*ENTRIES SUPPLIED*.
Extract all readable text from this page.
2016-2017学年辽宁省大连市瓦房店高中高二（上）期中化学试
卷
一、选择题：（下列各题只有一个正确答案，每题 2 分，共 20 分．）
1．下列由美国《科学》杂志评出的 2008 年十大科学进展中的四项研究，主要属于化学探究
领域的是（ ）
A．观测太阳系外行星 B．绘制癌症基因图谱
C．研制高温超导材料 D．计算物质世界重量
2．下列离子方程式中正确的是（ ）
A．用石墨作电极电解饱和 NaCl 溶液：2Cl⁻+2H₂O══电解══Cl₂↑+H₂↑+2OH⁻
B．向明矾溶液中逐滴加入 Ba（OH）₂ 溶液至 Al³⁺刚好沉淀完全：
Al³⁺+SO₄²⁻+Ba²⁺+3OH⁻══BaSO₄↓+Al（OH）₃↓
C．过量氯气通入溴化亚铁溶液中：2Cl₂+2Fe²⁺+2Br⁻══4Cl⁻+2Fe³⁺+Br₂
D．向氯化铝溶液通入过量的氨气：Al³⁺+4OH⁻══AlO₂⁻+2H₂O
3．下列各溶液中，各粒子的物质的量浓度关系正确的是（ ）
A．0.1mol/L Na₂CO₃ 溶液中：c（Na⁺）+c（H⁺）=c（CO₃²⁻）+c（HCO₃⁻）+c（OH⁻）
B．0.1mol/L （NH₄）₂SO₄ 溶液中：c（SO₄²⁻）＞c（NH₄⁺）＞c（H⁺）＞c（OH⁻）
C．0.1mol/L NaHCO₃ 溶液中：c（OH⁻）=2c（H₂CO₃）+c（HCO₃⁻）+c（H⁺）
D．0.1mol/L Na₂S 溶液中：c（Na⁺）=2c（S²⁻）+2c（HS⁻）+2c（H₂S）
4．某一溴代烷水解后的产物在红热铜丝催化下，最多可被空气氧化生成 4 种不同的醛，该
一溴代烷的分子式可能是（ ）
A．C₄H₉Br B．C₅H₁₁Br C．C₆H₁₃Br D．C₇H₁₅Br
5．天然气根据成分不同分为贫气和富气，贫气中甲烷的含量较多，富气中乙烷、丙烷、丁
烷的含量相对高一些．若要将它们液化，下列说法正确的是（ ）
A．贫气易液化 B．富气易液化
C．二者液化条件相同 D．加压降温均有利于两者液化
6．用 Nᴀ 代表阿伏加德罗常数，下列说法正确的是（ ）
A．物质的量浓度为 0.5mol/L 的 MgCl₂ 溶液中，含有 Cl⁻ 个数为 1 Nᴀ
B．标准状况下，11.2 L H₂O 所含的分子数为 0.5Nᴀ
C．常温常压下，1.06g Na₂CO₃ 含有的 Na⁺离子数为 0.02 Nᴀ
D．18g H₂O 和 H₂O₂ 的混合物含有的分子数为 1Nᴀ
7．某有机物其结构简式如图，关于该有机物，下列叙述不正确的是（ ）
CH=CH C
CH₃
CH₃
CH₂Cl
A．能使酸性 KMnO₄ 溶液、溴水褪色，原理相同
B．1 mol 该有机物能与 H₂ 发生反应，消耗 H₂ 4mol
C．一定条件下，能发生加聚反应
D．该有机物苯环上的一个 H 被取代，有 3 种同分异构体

*STATED GOAL*. Reproduce the records above exactly as they appear.

*RESPONSE TO THIS EXERCISE*.
Extract all readable text from this page.
2016-2017学年辽宁省大连市瓦房店高中高二（上）期中化学试
卷
一、选择题：（下列各题只有一个正确答案，每题 2 分，共 20 分．）
1．下列由美国《科学》杂志评出的 2008 年十大科学进展中的四项研究，主要属于化学探究
领域的是（ ）
A．观测太阳系外行星 B．绘制癌症基因图谱
C．研制高温超导材料 D．计算物质世界重量
2．下列离子方程式中正确的是（ ）
A．用石墨作电极电解饱和 NaCl 溶液：2Cl⁻+2H₂O══电解══Cl₂↑+H₂↑+2OH⁻
B．向明矾溶液中逐滴加入 Ba（OH）₂ 溶液至 Al³⁺刚好沉淀完全：
Al³⁺+SO₄²⁻+Ba²⁺+3OH⁻══BaSO₄↓+Al（OH）₃↓
C．过量氯气通入溴化亚铁溶液中：2Cl₂+2Fe²⁺+2Br⁻══4Cl⁻+2Fe³⁺+Br₂
D．向氯化铝溶液通入过量的氨气：Al³⁺+4OH⁻══AlO₂⁻+2H₂O
3．下列各溶液中，各粒子的物质的量浓度关系正确的是（ ）
A．0.1mol/L Na₂CO₃ 溶液中：c（Na⁺）+c（H⁺）=c（CO₃²⁻）+c（HCO₃⁻）+c（OH⁻）
B．0.1mol/L （NH₄）₂SO₄ 溶液中：c（SO₄²⁻）＞c（NH₄⁺）＞c（H⁺）＞c（OH⁻）
C．0.1mol/L NaHCO₃ 溶液中：c（OH⁻）=2c（H₂CO₃）+c（HCO₃⁻）+c（H⁺）
D．0.1mol/L Na₂S 溶液中：c（Na⁺）=2c（S²⁻）+2c（HS⁻）+2c（H₂S）
4．某一溴代烷水解后的产物在红热铜丝催化下，最多可被空气氧化生成 4 种不同的醛，该
一溴代烷的分子式可能是（ ）
A．C₄H₉Br B．C₅H₁₁Br C．C₆H₁₃Br D．C₇H₁₅Br
5．天然气根据成分不同分为贫气和富气，贫气中甲烷的含量较多，富气中乙烷、丙烷、丁
烷的含量相对高一些．若要将它们液化，下列说法正确的是（ ）
A．贫气易液化 B．富气易液化
C．二者液化条件相同 D．加压降温均有利于两者液化
6．用 Nᴀ 代表阿伏加德罗常数，下列说法正确的是（ ）
A．物质的量浓度为 0.5mol/L 的 MgCl₂ 溶液中，含有 Cl⁻ 个数为 1 Nᴀ
B．标准状况下，11.2 L H₂O 所含的分子数为 0.5Nᴀ
C．常温常压下，1.06g Na₂CO₃ 含有的 Na⁺离子数为 0.02 Nᴀ
D．18g H₂O 和 H₂O₂ 的混合物含有的分子数为 1Nᴀ
7．某有机物其结构简式如图，关于该有机物，下列叙述不正确的是（ ）
CH=CH C
CH₃
CH₃
CH₂Cl
A．能使酸性 KMnO₄ 溶液、溴水褪色，原理相同
B．1 mol 该有机物能与 H₂ 发生反应，消耗 H₂ 4mol
C．一定条件下，能发生加聚反应
D．该有机物苯环上的一个 H 被取代，有 3 种同分异构体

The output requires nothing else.